Still, I agreed to try and Eric arranged with Patrick from Southcoast loudspeakers for me to get a review unit of this subwoofer. When delivered and installed correctly I was positively surprised. Even without long optimization the integration between subwoofer and main loudspeakers was near perfect. And the much missed and needed low bass fundamental was suddenly present. I cannot emphasize enough the degree of improvement from this addition. What before was very much a cerebral experience when listening to modern and popular music became seriously funky. A lot of music that I had almost stopped listening to became again much listened to. Especially my selection of 1970's rock classics and reggae got much playtime.
Still, adding the previously missing low bass fundament caused the lack in the extreme to be highlighted even further. Eventually Patrick got a pair of the Supertweeters from Germany and in late September I added them to the system. So I had been listening on a daily basis to the Beauhorns for almost seven month, finding them very satisfactory speakers. Yet the lack in the extreme Treble continued top bug me. Well, the Visaton Supertweeters were exactly what the doctor had ordered. The level of immediacy and palpability of the music went up hugely. Not only could I now tell which brand of Cymbals was being played on the drum kit, I could also almost feel where in the room (or rather in the next one) they where located. If I had thought the imaging before to be very good, this now was scary. Considering the rather high crossover point I was prompted to substantially re-evaluate my view of the Importance of a very extended high frequency response.
Anyway, whereas the Beauhorns on their where "only" a very good, very natural Loudspeaker with some notable limitations, the complete system simply blew my mind. Now I have not heard everything out there in my own 4 Walls, yet I felt that overall I had never before heard anything approaching that level of realism, directness, immediacy and emotion from reproduced music. The system showed off easily tiny differences in VTA on the turntable, a change of feet below the CD player or a simple CD mat produce unbelievable impacts, certainly with the fully loaded Beauhorns and add-on's from Southcoast a Door into much larger sonic universe was opened. I will not go into much detail what other Speakers I know pretty well and like less, but they are many and varied ones.
I think the best illustration was when I had some friends around, one who brought along his sister who is a quite well reputed jazz vocalist in the UK. Playing her own recordings she exclaimed, "That's me" and commenting that even at most Studios it sounded nothing like this. And playing some LP's of her favorites from various periods had her exclaim "That's spooky, it is as if the musicians are really there!". Well, she should know she's on a stage with musicians on many an evening. Yet I can only concur, the realism from this system was positively scary. Over the time I had these loudspeakers I listened more than ever and managed to see my record collection growing at such an alarming rate that it soon spilled all over the living room floor. If nothing else, I guess that shows that I was really Enjoying the Music.

* **Data section**:
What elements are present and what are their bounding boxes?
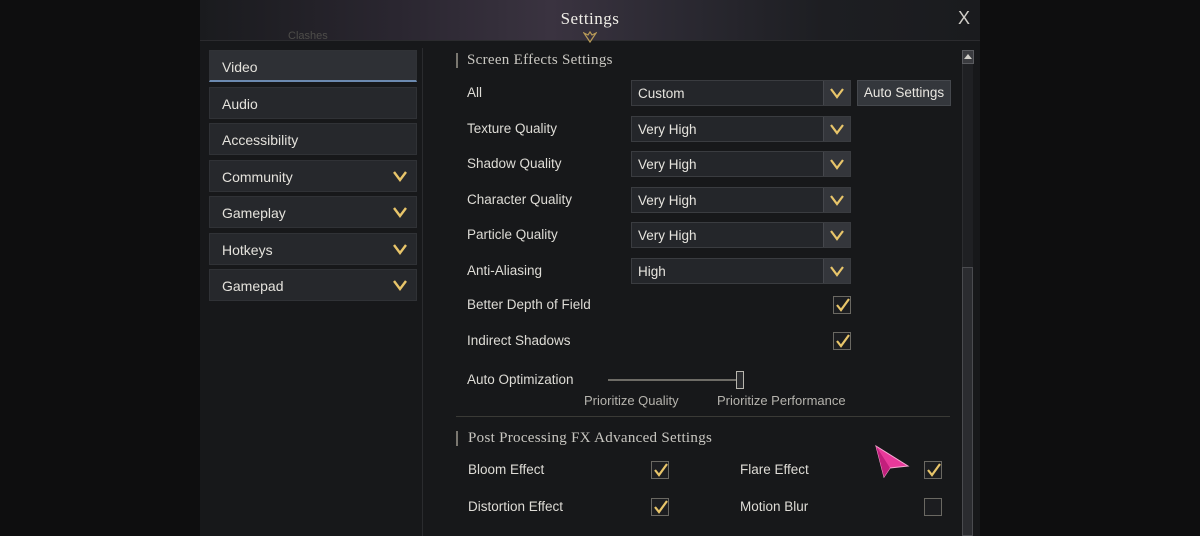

* **What you will do**: Reproduce the loudspeaker review text between "Still, I agreed" and "got much playtime.", inclusive. The lines are not needed here.

* **The reply**:
Still, I agreed to try and Eric arranged with Patrick from Southcoast loudspeakers for me to get a review unit of this subwoofer. When delivered and installed correctly I was positively surprised. Even without long optimization the integration between subwoofer and main loudspeakers was near perfect. And the much missed and needed low bass fundamental was suddenly present. I cannot emphasize enough the degree of improvement from this addition. What before was very much a cerebral experience when listening to modern and popular music became seriously funky. A lot of music that I had almost stopped listening to became again much listened to. Especially my selection of 1970's rock classics and reggae got much playtime.